The objective is formulated as a binary classification with two classes ( $\bm{X}\in\mathcal{R}^{6}$ , $Y\in\{-1,+1\}$ ): damaged and survived, where $\bm{X}$ is the input that contains six bands of pre- and post-event RGB and $Y$ is the class label. The damaged and survived classes are treated as the positive ( $+1$ ) and negative ( $-1$ ). In the disaster damage mapping, we only have few numbers of damaged samples (P). The remaining datasets are unlabeled (U), which include positive or negative. Assume that we have the training dataset $D$ , which include positive ( $D_{P}$ ) and unlabeled datasets ( $D_{U}$ ). Then, we have $D=D_{P}+D_{U}$ , where $D_{P}$ and $D_{U}$ contain $n_{P}$ and $n_{U}$ samples, respectively. Let $p(x,y)$ be the underlying joint distribution of $(\bm{X},Y)$ , $p(x|Y=+1)$ and $p(x|Y=-1)$ are the distributions of P and N datasets. $\pi_{p}=p(Y=+1)$ and $\pi_{n}=p(Y=-1)=1-\pi_{p}$ are the positive and negative class-prior probabilities. As shown in Fig. 1, we firstly train a classification model to create a trusted pseudo PN dataset for U ( $D_{trust}$ ), and the remaining is treated as a new PU dataset ( $D_{U}-D_{trust}$ ). Then, knowledge distillation with two student models and their teacher models is used as a regularization to enhance performance while overcoming the inconsistent between the two models.

* * * * * * *

Requirements:
1. List every dataset that the passage on disaster damage mapping denotes with the letter D.
2. According to the passage on disaster damage mapping, what do the six bands of the input X contain?
3. Write a continuation of the passage on disaster damage mapping, beginning after its final sentence.
The material comes from a separate source and is unrelated to the passage on disaster damage mapping.

Data excerpts:

* * * * * * *

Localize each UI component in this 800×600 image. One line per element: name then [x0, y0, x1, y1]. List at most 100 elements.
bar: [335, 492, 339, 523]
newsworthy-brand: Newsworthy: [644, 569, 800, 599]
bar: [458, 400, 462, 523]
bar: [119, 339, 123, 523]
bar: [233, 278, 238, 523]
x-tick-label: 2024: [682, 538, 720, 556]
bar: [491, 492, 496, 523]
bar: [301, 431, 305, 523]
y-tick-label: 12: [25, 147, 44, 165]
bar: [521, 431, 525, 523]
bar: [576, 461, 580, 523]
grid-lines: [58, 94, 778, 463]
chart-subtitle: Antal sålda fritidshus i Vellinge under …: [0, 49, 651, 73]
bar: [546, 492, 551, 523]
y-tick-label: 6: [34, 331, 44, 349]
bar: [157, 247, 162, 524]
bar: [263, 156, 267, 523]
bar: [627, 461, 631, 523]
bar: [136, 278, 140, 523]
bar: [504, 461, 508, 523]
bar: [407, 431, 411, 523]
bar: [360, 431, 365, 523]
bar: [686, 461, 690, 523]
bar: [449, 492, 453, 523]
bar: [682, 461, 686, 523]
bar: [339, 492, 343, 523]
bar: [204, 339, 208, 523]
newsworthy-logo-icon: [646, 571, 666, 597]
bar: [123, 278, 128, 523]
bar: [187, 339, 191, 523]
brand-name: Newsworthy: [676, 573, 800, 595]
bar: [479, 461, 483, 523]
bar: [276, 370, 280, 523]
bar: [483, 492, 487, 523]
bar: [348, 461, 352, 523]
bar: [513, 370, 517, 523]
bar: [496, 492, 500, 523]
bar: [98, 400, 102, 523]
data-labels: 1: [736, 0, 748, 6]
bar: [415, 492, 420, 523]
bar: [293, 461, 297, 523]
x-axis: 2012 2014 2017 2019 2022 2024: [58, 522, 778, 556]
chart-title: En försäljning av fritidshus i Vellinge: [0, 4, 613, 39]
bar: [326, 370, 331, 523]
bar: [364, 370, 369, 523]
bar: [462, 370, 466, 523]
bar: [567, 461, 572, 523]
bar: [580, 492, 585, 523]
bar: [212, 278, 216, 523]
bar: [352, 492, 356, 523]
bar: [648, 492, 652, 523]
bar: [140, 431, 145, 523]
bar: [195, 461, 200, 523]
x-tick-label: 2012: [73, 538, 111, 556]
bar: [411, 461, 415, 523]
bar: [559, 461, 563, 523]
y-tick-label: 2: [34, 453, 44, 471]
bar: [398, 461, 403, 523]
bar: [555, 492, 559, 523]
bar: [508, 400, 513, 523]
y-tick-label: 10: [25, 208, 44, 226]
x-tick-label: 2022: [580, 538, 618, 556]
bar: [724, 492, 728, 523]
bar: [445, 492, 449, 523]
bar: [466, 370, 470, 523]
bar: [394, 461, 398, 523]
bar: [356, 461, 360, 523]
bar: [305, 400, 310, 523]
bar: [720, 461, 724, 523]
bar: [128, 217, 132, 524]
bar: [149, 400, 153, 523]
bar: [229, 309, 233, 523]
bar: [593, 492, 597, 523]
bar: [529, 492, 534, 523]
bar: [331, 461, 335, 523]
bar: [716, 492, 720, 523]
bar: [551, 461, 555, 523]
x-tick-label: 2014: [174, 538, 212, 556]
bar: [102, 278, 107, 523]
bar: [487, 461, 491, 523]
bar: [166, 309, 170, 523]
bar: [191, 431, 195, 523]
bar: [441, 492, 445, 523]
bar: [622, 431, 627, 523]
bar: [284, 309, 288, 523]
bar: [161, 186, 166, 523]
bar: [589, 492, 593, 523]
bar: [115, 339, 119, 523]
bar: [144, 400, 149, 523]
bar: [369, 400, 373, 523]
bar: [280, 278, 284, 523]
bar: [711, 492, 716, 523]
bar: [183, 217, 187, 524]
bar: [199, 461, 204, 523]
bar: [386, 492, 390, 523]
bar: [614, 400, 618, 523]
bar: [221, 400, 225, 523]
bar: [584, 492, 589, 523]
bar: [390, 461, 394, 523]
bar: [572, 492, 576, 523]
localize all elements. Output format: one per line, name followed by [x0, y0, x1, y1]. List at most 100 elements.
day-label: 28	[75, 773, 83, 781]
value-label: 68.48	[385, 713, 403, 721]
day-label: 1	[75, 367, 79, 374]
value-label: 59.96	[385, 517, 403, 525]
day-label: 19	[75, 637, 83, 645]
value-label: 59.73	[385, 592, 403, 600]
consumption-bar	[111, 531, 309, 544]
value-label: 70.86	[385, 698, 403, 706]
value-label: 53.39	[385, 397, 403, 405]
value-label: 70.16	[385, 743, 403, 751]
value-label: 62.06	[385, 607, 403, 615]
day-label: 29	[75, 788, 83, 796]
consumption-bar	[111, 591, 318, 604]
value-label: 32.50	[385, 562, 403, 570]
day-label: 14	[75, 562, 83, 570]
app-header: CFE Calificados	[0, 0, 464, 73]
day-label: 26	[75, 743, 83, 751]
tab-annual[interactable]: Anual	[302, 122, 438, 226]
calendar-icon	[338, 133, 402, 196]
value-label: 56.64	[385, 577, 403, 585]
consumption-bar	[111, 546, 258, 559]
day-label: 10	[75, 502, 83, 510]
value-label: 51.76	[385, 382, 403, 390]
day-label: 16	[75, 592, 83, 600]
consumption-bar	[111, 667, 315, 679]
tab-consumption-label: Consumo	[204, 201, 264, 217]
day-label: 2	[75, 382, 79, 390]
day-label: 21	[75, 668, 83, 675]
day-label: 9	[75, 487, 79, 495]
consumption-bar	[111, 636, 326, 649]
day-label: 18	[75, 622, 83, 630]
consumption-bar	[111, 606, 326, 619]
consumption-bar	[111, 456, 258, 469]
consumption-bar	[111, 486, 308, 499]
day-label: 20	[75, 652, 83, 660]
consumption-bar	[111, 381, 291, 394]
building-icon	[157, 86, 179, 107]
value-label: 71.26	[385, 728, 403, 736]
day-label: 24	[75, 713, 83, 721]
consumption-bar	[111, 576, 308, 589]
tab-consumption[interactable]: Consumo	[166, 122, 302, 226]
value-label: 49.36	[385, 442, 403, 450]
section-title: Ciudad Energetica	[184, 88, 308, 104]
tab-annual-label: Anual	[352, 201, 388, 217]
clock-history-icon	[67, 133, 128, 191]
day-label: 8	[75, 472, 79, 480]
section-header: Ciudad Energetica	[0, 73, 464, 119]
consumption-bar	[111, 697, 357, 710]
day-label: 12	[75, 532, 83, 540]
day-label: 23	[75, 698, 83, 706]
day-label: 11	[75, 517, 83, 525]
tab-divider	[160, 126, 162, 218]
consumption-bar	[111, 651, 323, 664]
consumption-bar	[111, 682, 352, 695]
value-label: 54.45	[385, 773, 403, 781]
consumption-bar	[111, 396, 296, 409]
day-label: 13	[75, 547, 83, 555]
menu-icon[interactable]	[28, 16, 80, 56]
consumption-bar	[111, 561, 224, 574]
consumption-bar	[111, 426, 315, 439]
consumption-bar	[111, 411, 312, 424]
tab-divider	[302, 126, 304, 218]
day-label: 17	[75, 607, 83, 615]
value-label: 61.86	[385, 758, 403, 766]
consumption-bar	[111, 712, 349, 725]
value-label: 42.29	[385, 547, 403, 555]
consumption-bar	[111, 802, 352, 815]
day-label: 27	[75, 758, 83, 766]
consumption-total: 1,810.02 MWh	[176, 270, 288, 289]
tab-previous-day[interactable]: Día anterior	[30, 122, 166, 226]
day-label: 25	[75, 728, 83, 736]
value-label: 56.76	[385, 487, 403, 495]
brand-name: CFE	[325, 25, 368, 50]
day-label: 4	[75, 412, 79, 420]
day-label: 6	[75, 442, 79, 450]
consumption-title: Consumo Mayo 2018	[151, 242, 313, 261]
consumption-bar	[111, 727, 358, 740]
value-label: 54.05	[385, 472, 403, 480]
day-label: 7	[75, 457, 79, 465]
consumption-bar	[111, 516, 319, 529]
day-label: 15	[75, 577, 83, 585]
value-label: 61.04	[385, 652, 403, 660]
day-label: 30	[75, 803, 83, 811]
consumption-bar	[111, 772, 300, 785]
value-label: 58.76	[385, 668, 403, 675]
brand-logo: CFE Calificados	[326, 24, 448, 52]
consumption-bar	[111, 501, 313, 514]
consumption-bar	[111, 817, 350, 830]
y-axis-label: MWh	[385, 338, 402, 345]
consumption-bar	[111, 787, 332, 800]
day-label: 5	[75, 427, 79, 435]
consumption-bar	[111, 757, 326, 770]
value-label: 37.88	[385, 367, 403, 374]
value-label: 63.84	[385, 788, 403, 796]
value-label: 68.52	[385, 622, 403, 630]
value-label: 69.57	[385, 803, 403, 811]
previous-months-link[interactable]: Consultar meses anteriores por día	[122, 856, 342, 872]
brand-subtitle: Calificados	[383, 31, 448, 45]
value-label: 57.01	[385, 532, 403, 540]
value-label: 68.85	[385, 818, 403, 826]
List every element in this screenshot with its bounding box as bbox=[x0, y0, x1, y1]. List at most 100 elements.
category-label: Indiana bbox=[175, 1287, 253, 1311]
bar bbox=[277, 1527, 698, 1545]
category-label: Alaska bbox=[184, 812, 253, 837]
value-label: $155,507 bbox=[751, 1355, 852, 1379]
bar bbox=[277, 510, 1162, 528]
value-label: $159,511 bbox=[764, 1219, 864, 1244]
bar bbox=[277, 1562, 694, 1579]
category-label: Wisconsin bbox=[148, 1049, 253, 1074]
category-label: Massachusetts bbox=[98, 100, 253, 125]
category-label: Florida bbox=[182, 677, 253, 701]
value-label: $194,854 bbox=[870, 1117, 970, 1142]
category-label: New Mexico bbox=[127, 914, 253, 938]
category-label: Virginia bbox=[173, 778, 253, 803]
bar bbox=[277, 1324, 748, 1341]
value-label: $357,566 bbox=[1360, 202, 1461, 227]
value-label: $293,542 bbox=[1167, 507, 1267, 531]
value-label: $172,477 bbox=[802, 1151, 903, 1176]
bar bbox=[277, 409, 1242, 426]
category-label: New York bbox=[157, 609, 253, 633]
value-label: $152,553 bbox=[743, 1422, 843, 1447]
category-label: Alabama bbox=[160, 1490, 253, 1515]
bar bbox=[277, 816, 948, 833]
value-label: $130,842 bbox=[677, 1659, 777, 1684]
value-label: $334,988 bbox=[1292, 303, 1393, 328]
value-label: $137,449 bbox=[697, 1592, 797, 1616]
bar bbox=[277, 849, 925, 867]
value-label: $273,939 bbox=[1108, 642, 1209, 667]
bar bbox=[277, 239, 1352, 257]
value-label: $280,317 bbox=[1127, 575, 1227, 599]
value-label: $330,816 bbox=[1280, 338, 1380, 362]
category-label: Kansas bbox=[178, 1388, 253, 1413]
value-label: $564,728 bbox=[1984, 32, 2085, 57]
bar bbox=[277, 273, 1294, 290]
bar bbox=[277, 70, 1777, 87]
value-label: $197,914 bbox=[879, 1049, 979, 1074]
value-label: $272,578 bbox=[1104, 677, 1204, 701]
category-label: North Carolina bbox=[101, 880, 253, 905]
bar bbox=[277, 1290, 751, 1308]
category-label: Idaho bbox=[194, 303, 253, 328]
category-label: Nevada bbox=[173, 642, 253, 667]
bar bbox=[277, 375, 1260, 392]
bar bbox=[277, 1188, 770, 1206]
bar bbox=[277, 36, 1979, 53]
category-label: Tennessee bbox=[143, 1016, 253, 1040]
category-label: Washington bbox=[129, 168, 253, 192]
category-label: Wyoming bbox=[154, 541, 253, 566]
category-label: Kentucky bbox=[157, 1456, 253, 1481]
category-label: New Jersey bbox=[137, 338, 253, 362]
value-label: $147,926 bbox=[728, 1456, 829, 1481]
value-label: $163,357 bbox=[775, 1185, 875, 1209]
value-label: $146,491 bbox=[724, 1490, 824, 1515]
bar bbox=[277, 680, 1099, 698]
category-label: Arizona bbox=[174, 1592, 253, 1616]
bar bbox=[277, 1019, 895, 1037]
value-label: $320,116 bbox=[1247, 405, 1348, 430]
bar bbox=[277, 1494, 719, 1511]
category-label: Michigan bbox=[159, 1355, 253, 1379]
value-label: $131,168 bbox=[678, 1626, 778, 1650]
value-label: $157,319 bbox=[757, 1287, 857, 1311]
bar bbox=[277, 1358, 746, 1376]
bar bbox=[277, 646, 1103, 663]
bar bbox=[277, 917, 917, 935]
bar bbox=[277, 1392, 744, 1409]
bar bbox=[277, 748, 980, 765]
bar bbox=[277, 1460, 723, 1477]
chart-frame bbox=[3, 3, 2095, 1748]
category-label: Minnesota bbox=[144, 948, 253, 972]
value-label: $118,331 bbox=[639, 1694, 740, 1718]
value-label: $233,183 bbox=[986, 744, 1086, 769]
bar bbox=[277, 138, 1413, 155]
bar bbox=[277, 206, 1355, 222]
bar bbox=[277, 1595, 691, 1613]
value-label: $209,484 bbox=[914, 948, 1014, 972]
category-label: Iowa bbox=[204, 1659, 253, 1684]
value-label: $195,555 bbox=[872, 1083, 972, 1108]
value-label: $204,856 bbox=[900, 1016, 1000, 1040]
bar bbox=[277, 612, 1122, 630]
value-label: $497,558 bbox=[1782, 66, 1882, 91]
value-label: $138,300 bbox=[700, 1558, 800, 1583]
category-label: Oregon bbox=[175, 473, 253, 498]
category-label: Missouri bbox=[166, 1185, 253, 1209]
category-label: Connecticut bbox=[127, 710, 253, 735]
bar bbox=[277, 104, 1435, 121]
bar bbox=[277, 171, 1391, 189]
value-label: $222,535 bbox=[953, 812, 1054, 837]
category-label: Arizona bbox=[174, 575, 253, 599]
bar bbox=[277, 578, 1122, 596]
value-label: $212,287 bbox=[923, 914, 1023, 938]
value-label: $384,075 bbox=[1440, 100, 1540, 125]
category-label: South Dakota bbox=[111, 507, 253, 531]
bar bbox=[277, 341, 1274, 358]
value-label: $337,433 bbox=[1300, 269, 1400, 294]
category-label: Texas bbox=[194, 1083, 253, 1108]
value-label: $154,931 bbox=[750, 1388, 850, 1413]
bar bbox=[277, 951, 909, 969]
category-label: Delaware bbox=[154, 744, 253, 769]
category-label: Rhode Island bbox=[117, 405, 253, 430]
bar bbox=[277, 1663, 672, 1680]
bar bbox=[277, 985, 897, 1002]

* * * * * * *

Task responses:
1.
- The training dataset D
- The positive dataset D_P
- The unlabeled dataset D_U
- The trusted pseudo PN dataset D_trust
- The new PU dataset D_U − D_trust

2. They contain pre- and post-event RGB.

3.
Due to the fact that deep neural networks are prone to memorizing simple patterns first, followed by irregular patterns, We might start by looking at simple instances and labeling them with confidence. Given an input $x$ with the label $y$ to the given model $g$ , the probability of $x$ being positive are calculated. A larger probability implies greater confidence that $x$ belongs to the positive class, and vice versa. Based on this assumption, we selected $n$ most confident positive and negative samples from $D_{U}$ to form $D_{trust}$ . Then, the loss function that integrates the supervised one of $D_{trust}$ and PU loss of $D_{U}-D_{trust}$ , is given by

L_{hybrid}=\sum_{x\in D_{trust}}L_{CE}(x,y)+\sum_{x\in D_{U}-D_{trust}}L_{nnPU}(x)

(1)

where, the cross-entropy loss are used for $D_{trust}$ and non-negative PU (nnPU) [7] are used for $D_{U}-D_{trust}$ . To make the the selected confident samples as accurate as possible, We start by training 10 epochs to “warm up” the model. Two ways are used to select the trusted pseudo PN datasets: 1) fixed size: the model choose the fixed number of samples while removing lower-confidence samples, 2) without replacement: the model choose a fixed number of samples without removing lower-confidence samples. In this work, we adapt the similar dynamic selection strategy [6]: linearly increase the size of $D_{trust}$ from 0 to 20% of $D_{u}$ with the 75% bootstrap size of training set for the model.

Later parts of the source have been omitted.